> Written problem: Examine the entries and show every line in which the word "Immediately" is found.

Data entries:
..........
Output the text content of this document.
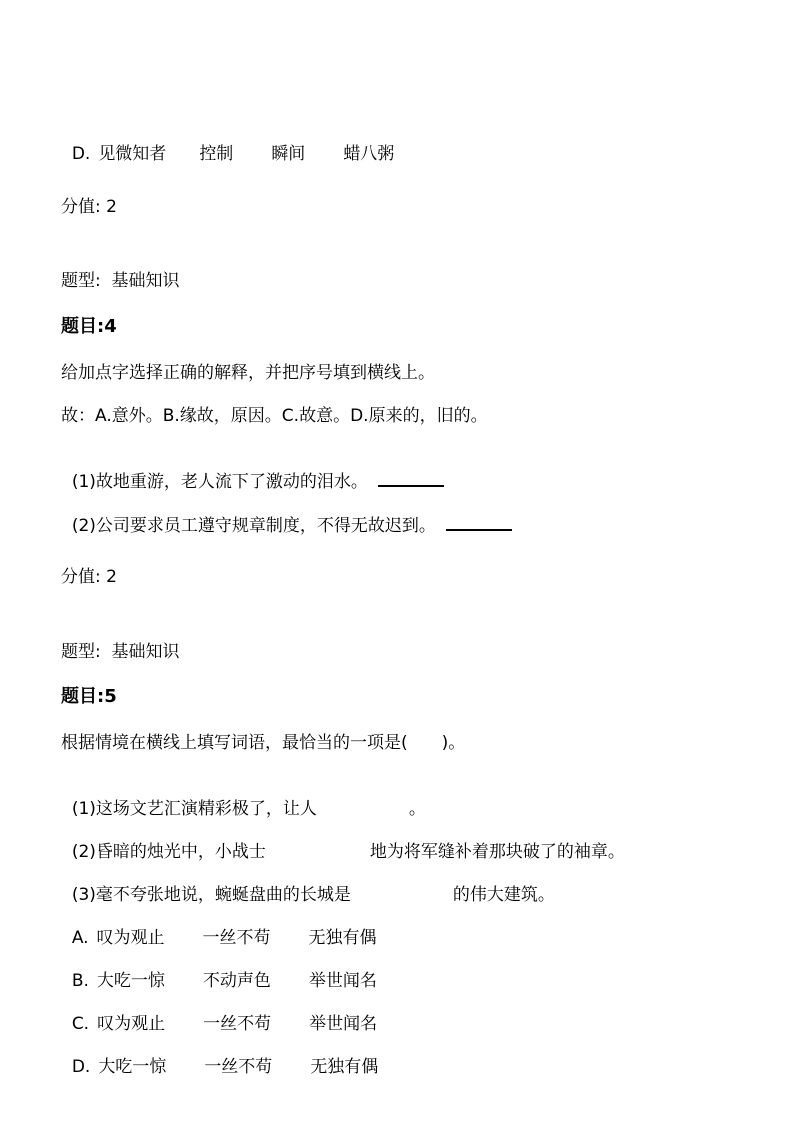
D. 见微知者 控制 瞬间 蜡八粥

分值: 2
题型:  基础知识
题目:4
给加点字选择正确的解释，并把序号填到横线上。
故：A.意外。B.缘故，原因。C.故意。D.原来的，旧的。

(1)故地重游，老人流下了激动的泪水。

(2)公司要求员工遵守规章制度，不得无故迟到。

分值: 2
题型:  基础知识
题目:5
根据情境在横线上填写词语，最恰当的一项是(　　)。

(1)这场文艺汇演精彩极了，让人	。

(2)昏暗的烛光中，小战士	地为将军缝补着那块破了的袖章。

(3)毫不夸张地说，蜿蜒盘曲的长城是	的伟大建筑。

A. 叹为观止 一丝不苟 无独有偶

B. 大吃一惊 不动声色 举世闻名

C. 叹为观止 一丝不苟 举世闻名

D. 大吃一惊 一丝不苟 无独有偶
..........
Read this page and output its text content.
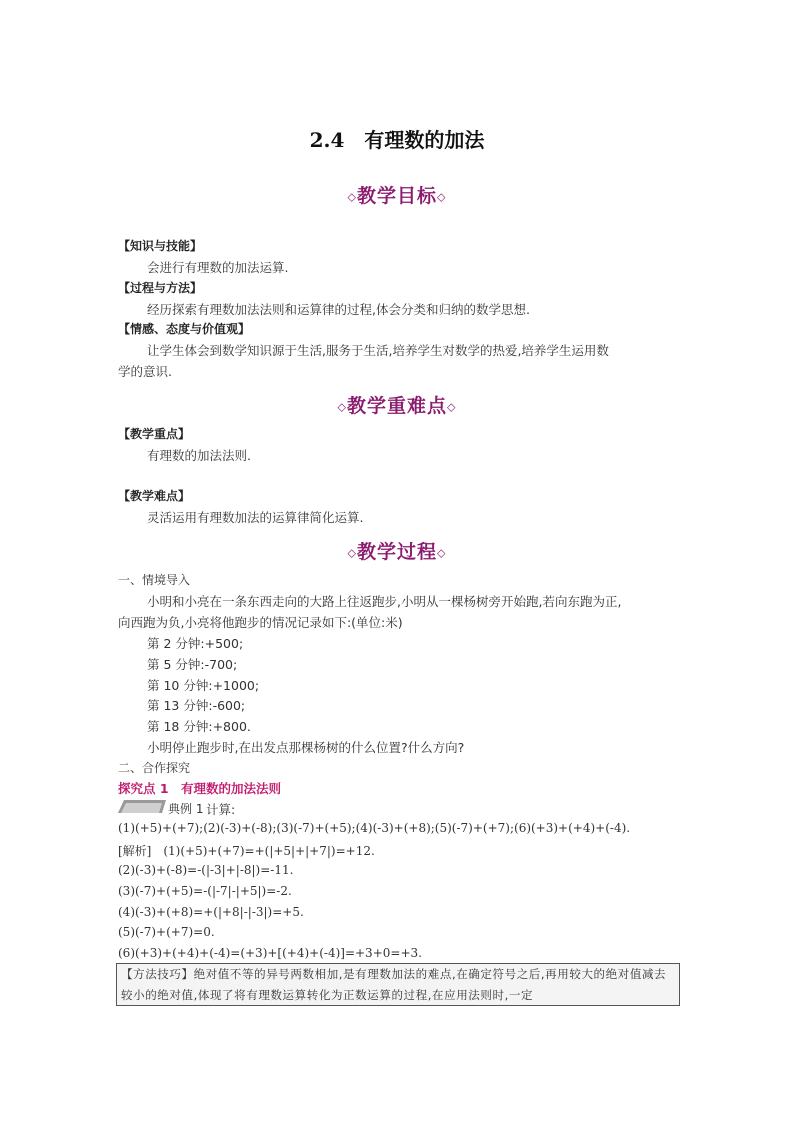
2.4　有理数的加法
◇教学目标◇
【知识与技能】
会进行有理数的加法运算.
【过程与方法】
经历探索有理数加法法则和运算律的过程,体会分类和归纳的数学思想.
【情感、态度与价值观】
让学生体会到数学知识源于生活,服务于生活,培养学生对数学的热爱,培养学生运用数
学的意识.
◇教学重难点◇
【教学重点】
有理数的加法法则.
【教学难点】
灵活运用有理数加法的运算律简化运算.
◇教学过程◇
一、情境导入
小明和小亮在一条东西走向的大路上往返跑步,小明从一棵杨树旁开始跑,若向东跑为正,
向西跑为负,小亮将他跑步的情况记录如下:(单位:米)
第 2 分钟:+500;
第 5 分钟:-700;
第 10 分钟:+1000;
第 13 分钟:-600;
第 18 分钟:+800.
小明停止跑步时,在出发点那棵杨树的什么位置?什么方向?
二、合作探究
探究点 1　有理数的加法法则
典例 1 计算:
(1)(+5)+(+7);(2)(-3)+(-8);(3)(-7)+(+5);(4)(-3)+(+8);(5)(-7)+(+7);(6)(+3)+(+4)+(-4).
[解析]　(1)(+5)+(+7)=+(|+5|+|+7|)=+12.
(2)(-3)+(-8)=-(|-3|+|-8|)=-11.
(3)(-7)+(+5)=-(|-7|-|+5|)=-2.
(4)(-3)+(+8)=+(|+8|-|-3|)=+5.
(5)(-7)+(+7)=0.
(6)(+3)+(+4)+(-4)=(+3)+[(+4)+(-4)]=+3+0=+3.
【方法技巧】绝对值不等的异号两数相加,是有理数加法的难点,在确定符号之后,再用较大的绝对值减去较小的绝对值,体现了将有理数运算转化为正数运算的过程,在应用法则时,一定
..........
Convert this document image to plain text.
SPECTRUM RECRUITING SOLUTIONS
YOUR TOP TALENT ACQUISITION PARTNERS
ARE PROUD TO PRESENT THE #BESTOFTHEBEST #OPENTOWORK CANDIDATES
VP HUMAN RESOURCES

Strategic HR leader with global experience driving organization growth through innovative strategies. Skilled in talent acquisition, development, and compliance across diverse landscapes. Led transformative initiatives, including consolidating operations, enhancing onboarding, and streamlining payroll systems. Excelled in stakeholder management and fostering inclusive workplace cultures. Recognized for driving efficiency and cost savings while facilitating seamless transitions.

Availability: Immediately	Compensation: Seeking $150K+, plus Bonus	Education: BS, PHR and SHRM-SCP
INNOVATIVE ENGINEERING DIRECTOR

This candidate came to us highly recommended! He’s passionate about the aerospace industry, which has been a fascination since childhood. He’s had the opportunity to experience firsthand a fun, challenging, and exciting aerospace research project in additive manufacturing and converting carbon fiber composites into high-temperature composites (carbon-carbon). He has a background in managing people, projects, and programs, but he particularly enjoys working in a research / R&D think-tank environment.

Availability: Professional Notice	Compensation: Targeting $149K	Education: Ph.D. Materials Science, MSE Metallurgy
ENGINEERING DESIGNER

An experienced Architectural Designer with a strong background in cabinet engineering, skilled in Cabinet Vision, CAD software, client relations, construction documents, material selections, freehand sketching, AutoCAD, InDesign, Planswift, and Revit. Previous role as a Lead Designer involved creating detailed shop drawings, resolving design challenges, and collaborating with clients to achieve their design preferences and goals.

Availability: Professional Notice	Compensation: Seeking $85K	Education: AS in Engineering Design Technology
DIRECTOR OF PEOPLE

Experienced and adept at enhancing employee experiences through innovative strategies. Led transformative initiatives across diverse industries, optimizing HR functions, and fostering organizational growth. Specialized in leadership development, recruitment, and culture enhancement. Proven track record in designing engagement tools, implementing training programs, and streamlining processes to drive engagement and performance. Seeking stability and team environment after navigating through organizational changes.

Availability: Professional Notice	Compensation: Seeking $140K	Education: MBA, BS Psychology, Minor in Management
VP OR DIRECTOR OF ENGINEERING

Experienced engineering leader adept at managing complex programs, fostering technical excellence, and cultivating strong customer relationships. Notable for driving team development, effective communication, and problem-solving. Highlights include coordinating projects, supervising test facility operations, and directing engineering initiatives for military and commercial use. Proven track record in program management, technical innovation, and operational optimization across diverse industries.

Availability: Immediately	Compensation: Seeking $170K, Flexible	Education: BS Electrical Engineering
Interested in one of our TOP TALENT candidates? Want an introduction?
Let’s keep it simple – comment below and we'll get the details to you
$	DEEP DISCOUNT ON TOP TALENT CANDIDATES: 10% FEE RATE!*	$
..........
> Complete output:
Availability: Immediately	Compensation: Seeking $150K+, plus Bonus	Education: BS, PHR and SHRM-SCP
Availability: Immediately	Compensation: Seeking $170K, Flexible	Education: BS Electrical Engineering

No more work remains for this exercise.